Problem statement:
The entries below contain pictures. Retype everything except those pictures, exactly as given.

┄┄┄┄┄┄┄┄┄┄┄┄┄┄┄┄┄┄┄┄

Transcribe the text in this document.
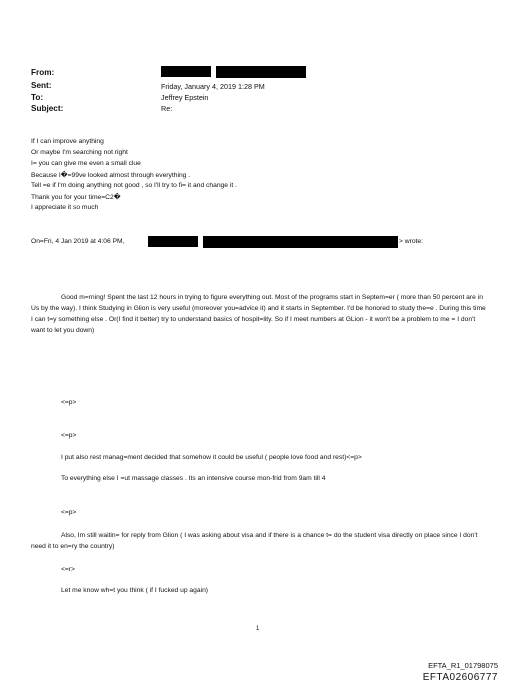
From:
Sent:
To:
Subject:
Friday, January 4, 2019 1:28 PM
Jeffrey Epstein
Re:
If I can improve anything
Or maybe I'm searching not right
I= you can give me even a small clue
Because I�=99ve looked almost through everything .
Tell =e if I'm doing anything not good , so I'll try to fi= it and change it .
Thank you for your time=C2�
I appreciate it so much
On=Fri, 4 Jan 2019 at 4:06 PM,	> wrote:
Good m=rning! Spent the last 12 hours in trying to figure everything out. Most of the programs start in Septem=er ( more than 50 percent are in Us by the way). I think Studying in Glion is very useful (moreover you=advice it) and it starts in September. I'd be honored to study the=e . During this time I can t=y something else . Or(I find it better) try to understand basics of hospit=lity. So if I meet numbers at GLion - it won't be a problem to me = I don't want to let you down)
<=p>
<=p>
I put also rest manag=ment decided that somehow it could be useful ( people love food and rest)<=p>
To everything else I =ut massage classes . Its an intensive course mon-frid from 9am till 4
<=p>
Also, Im still waitin= for reply from Glion ( I was asking about visa and if there is a chance t= do the student visa directly on place since I don't need it to en=ry the country)
<=r>
Let me know wh=t you think ( if I fucked up again)
1
EFTA_R1_01798075
EFTA02606777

┄┄┄┄┄┄┄┄┄┄┄┄┄┄┄┄┄┄┄┄

Response for this exercise:
Transcribe the text in this document.
From:
Sent:
To:
Subject:
Friday, January 4, 2019 1:28 PM
Jeffrey Epstein
Re:
If I can improve anything
Or maybe I'm searching not right
I= you can give me even a small clue
Because I�=99ve looked almost through everything .
Tell =e if I'm doing anything not good , so I'll try to fi= it and change it .
Thank you for your time=C2�
I appreciate it so much
On=Fri, 4 Jan 2019 at 4:06 PM,	> wrote:
Good m=rning! Spent the last 12 hours in trying to figure everything out. Most of the programs start in Septem=er ( more than 50 percent are in Us by the way). I think Studying in Glion is very useful (moreover you=advice it) and it starts in September. I'd be honored to study the=e . During this time I can t=y something else . Or(I find it better) try to understand basics of hospit=lity. So if I meet numbers at GLion - it won't be a problem to me = I don't want to let you down)
<=p>
<=p>
I put also rest manag=ment decided that somehow it could be useful ( people love food and rest)<=p>
To everything else I =ut massage classes . Its an intensive course mon-frid from 9am till 4
<=p>
Also, Im still waitin= for reply from Glion ( I was asking about visa and if there is a chance t= do the student visa directly on place since I don't need it to en=ry the country)
<=r>
Let me know wh=t you think ( if I fucked up again)
1
EFTA_R1_01798075
EFTA02606777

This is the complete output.